*Task instructions*.
Extract every line where the string "JSON" appears.

===== Information shown

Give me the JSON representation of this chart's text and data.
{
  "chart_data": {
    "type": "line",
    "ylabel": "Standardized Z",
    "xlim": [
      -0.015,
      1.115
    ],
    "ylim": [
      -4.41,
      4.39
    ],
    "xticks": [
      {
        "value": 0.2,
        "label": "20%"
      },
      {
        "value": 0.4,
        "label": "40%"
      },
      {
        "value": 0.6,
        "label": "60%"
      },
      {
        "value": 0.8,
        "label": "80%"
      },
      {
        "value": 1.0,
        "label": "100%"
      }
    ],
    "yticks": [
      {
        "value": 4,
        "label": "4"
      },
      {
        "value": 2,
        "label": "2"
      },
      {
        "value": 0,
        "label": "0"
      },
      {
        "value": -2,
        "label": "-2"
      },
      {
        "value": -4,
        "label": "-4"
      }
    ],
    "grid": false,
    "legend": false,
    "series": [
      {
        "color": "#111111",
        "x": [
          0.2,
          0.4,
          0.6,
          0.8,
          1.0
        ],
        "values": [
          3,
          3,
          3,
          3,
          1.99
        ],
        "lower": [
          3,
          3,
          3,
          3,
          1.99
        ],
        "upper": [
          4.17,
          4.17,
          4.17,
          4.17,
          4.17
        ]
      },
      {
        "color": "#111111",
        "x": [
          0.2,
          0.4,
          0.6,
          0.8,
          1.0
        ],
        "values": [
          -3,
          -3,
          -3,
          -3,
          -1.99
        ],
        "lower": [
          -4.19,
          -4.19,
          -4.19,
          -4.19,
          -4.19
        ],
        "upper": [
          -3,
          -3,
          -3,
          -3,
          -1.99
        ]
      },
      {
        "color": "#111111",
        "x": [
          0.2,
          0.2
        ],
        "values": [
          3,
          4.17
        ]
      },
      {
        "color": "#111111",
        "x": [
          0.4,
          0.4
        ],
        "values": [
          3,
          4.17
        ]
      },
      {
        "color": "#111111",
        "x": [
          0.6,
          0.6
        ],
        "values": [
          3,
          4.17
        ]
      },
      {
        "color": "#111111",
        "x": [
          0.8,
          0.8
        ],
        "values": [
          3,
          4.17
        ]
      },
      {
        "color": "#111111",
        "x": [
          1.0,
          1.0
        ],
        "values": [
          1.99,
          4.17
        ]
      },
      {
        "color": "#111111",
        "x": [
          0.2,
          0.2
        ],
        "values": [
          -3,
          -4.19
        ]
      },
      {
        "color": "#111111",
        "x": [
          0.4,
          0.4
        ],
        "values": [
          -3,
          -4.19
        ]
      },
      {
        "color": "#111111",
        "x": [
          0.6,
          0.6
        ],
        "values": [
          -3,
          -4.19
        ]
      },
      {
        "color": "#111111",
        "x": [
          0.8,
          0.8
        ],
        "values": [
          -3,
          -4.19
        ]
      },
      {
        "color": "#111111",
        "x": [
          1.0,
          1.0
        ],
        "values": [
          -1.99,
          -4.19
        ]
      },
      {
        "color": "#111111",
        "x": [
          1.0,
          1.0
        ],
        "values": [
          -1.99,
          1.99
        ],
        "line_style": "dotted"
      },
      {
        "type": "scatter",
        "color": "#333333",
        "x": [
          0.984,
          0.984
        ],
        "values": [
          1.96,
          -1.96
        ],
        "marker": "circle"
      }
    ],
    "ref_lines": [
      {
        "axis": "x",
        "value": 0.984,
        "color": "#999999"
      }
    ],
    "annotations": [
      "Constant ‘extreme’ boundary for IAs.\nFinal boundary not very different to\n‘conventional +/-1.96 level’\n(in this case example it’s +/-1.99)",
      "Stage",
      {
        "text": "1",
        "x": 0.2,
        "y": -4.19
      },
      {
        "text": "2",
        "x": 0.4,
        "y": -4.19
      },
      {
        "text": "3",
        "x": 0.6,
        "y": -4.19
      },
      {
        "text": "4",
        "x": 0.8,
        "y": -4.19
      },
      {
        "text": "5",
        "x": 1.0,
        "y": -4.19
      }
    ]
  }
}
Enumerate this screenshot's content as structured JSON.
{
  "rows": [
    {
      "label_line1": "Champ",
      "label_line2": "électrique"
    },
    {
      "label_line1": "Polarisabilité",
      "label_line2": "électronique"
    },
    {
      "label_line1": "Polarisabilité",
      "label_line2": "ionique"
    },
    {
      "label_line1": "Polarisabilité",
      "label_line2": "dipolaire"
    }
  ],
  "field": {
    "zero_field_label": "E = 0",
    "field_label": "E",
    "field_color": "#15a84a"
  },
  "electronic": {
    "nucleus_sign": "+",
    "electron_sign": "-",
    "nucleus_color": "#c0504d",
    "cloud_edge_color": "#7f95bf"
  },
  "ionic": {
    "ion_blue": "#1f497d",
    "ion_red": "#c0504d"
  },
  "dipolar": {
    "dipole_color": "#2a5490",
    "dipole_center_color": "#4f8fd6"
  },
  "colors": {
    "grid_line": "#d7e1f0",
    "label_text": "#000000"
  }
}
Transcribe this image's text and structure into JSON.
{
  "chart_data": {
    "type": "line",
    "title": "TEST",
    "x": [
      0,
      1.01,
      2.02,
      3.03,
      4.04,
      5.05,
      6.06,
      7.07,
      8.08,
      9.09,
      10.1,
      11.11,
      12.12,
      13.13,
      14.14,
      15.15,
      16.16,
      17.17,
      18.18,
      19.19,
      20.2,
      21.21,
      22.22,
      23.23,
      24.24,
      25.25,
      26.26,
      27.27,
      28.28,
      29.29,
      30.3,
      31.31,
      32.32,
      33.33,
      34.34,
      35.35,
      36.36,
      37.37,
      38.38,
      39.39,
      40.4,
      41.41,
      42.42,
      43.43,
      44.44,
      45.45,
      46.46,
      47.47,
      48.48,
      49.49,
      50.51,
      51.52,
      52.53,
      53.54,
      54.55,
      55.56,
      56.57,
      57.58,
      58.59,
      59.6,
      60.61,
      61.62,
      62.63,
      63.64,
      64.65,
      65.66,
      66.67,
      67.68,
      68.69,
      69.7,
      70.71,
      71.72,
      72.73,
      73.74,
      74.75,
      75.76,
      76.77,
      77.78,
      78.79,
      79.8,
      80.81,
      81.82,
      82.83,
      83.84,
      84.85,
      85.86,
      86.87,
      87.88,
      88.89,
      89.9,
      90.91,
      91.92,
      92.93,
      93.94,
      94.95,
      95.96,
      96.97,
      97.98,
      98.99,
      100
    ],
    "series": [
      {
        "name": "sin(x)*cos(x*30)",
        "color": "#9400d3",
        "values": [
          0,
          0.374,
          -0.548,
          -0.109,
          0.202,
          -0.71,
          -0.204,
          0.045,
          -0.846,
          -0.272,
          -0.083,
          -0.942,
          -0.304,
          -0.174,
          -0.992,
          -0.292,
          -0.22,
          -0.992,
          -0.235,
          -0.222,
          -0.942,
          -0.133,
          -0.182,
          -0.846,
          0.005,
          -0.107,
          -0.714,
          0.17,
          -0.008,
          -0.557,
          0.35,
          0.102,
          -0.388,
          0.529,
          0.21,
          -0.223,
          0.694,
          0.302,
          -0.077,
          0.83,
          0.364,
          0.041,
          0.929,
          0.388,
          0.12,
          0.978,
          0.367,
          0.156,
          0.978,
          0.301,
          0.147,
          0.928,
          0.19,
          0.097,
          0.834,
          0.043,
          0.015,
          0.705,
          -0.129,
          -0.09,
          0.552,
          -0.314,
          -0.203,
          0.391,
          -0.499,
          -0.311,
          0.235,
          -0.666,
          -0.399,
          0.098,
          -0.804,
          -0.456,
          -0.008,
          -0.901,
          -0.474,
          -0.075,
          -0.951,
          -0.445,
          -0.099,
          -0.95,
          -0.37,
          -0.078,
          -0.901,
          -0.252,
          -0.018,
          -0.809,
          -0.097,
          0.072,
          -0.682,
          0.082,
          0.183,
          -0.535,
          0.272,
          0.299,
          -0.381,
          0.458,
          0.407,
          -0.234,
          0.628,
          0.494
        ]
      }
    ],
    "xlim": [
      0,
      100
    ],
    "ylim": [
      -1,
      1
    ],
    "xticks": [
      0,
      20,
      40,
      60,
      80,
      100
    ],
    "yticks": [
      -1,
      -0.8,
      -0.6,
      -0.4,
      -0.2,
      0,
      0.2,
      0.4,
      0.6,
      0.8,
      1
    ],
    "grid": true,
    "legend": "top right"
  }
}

==========

*Expected answer*.
Give me the JSON representation of this chart's text and data.
Enumerate this screenshot's content as structured JSON.
Transcribe this image's text and structure into JSON.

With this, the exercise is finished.